### SUPPLIED DATA ###

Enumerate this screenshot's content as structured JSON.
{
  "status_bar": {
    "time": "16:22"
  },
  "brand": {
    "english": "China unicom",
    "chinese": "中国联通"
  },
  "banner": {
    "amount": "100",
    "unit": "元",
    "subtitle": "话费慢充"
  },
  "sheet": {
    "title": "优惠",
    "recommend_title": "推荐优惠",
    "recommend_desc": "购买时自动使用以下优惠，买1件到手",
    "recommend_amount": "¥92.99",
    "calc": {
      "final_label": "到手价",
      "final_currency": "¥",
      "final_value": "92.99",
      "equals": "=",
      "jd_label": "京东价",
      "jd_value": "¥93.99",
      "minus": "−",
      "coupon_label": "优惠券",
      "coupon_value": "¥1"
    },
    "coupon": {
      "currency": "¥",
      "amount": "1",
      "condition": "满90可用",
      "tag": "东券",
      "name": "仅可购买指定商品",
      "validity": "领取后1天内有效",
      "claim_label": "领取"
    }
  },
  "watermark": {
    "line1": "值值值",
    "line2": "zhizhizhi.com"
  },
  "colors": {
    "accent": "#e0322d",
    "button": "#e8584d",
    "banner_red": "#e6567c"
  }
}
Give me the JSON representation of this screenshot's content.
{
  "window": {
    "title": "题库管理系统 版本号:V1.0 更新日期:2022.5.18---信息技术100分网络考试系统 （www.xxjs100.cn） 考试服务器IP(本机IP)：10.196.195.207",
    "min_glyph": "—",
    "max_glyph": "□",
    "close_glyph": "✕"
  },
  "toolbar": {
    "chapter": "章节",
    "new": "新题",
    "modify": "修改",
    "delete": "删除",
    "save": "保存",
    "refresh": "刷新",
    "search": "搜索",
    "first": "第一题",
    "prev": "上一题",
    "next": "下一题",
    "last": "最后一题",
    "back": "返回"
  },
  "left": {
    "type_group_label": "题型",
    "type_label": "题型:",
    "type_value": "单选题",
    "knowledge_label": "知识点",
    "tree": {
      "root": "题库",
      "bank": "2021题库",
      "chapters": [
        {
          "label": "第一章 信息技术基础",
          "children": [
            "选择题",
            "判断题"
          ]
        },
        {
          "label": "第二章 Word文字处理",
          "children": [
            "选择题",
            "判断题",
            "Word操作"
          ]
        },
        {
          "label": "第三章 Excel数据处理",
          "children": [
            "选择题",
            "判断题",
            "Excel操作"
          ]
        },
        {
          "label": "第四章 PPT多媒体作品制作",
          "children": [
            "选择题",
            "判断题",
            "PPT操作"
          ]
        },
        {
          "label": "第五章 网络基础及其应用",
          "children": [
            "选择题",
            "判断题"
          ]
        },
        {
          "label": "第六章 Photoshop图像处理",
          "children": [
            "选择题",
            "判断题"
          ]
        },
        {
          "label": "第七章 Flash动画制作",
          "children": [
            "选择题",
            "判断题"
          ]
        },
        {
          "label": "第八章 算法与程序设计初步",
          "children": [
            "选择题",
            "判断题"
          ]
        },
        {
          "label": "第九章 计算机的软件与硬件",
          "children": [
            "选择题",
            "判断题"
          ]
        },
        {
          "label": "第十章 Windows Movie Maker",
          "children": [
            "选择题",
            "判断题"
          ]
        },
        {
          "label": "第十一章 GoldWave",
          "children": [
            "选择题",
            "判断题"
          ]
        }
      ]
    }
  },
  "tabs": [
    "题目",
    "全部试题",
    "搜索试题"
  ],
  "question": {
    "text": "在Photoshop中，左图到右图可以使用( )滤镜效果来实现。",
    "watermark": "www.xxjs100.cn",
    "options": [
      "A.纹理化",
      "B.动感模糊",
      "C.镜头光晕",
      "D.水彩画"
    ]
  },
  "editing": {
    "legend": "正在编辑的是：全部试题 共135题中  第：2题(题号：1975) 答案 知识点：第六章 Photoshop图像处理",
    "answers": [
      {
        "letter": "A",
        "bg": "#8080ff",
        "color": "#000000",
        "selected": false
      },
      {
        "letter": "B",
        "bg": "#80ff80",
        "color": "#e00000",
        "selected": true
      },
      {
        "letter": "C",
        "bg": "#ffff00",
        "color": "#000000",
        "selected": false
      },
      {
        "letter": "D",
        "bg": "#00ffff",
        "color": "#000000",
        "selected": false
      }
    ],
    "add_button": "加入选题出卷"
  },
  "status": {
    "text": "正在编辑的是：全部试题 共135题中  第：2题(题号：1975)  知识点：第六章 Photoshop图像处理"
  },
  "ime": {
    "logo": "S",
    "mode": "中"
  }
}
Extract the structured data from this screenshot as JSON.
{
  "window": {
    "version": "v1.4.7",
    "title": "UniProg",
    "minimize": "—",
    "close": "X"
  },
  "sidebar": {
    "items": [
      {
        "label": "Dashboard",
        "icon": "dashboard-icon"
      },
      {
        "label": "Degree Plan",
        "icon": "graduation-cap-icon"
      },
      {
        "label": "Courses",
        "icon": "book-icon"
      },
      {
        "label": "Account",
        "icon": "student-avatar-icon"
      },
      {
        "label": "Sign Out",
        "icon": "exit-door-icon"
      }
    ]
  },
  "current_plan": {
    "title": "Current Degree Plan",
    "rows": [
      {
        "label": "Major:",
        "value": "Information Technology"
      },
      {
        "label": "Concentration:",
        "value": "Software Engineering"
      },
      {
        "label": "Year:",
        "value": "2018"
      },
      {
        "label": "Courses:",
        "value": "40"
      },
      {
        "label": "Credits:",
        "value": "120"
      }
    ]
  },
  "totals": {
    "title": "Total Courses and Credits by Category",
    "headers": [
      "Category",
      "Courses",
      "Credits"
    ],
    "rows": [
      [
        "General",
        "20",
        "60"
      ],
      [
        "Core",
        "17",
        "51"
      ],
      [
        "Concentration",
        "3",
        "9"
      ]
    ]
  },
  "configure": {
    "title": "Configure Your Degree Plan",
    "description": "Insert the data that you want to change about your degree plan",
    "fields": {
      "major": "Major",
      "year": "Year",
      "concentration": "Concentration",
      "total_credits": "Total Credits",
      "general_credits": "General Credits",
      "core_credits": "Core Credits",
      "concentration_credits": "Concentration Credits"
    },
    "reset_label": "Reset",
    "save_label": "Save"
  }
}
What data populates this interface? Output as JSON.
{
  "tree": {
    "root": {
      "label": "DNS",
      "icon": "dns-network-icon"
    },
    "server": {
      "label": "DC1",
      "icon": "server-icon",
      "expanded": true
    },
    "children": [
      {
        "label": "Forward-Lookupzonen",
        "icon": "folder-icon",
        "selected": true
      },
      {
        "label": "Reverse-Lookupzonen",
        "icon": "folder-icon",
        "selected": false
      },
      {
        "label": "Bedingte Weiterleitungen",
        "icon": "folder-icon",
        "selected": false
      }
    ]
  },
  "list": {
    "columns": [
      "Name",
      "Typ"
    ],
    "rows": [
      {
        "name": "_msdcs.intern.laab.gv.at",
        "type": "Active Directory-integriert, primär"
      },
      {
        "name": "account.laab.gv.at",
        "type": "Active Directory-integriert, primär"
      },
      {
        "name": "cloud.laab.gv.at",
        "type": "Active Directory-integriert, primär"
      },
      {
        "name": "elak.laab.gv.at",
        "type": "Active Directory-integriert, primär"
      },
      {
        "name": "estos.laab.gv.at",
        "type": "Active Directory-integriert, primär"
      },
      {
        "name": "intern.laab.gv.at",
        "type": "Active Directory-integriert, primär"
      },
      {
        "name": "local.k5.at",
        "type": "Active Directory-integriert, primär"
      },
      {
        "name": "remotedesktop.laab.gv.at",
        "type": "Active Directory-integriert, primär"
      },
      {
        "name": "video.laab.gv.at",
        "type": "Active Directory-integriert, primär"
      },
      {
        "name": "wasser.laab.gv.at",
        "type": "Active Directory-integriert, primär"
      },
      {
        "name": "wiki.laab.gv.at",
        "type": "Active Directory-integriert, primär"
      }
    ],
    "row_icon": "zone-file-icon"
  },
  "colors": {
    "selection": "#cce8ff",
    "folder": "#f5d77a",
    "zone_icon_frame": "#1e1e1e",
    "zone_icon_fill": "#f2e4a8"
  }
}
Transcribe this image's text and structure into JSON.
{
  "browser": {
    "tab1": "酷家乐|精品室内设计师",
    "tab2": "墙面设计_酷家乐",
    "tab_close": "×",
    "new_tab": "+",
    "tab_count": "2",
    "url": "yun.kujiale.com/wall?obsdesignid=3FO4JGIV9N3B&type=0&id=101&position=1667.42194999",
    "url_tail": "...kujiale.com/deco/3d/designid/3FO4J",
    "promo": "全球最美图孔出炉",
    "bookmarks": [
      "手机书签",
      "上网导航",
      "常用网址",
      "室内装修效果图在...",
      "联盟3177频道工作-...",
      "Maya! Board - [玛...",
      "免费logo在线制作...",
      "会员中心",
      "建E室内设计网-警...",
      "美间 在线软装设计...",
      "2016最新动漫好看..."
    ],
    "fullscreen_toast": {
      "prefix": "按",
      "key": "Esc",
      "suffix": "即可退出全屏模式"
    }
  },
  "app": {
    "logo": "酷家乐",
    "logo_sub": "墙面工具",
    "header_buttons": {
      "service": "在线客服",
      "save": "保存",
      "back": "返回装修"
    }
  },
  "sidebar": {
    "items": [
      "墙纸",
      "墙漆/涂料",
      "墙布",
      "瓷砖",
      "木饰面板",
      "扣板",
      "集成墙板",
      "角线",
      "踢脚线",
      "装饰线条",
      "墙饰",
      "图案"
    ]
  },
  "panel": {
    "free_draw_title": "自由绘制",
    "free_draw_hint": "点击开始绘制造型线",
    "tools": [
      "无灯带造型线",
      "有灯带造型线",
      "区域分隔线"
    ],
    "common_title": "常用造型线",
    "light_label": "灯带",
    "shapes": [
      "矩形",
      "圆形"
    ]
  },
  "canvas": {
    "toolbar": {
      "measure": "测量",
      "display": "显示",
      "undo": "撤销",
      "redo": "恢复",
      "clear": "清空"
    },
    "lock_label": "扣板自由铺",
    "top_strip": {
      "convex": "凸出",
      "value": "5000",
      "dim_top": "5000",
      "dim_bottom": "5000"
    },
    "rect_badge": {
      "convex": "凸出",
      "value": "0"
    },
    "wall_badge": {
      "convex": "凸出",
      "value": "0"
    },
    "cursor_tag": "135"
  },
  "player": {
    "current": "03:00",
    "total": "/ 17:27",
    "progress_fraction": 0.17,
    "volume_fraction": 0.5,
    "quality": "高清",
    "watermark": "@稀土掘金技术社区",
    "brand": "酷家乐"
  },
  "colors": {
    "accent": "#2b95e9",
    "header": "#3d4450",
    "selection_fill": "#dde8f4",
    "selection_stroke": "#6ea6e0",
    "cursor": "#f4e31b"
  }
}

###

- **DIRECTIONS**
Show the lines that mention the word "JSON".

- **ANSWER**
Enumerate this screenshot's content as structured JSON.
Give me the JSON representation of this screenshot's content.
Extract the structured data from this screenshot as JSON.
What data populates this interface? Output as JSON.
Transcribe this image's text and structure into JSON.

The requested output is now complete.